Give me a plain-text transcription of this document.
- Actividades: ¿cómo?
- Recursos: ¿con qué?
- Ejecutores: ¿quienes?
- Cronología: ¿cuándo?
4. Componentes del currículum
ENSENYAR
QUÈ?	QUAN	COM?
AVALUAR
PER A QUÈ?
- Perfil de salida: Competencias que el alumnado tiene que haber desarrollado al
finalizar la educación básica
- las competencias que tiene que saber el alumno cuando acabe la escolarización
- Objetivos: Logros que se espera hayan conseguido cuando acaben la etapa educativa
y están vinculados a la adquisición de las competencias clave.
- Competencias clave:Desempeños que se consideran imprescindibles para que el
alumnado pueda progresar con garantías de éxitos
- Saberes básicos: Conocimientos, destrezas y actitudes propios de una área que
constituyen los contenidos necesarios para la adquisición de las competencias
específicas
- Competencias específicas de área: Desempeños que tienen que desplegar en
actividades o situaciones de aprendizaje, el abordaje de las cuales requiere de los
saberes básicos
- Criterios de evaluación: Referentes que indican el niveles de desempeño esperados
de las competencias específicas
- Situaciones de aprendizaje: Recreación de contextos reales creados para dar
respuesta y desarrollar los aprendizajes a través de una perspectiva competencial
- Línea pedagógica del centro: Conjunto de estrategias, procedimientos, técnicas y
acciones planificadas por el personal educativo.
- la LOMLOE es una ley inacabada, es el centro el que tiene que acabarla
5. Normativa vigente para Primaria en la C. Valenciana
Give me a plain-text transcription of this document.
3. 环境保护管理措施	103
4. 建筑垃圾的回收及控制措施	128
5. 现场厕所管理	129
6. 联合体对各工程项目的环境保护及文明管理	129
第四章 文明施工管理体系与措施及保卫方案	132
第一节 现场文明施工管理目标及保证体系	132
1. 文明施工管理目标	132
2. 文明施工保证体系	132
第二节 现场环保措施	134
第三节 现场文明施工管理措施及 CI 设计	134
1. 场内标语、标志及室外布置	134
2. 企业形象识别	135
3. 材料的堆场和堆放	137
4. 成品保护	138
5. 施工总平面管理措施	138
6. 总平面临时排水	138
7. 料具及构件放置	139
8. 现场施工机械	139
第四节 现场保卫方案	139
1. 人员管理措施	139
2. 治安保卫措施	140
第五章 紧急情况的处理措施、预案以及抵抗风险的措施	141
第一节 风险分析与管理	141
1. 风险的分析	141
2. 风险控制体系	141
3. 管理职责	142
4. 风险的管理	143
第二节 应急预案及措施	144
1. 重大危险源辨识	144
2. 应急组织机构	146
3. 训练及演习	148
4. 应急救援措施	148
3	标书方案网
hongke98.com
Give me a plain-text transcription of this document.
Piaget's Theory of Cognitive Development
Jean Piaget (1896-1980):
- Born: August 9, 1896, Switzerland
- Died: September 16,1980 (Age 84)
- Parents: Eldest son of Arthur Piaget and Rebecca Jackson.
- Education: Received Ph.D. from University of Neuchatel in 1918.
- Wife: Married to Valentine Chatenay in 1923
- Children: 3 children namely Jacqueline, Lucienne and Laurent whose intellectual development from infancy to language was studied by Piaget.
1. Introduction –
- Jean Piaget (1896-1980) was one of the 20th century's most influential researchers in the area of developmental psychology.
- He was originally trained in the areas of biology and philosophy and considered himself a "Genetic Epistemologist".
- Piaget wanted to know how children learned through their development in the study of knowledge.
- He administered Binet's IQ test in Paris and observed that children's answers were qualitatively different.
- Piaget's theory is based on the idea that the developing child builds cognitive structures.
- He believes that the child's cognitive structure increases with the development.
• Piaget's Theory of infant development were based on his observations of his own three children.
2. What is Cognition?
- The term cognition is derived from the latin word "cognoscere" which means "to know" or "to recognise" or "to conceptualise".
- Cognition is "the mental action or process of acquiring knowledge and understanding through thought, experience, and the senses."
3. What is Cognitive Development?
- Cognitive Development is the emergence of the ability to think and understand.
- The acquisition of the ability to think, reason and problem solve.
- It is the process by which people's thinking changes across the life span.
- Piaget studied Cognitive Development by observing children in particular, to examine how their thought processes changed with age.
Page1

What is needed ▸ Review the preceding data and report every line that includes the string "from".

Answer to this problem ▸
- Education: Received Ph.D. from University of Neuchatel in 1918.
- Children: 3 children namely Jacqueline, Lucienne and Laurent whose intellectual development from infancy to language was studied by Piaget.
- The term cognition is derived from the latin word "cognoscere" which means "to know" or "to recognise" or "to conceptualise".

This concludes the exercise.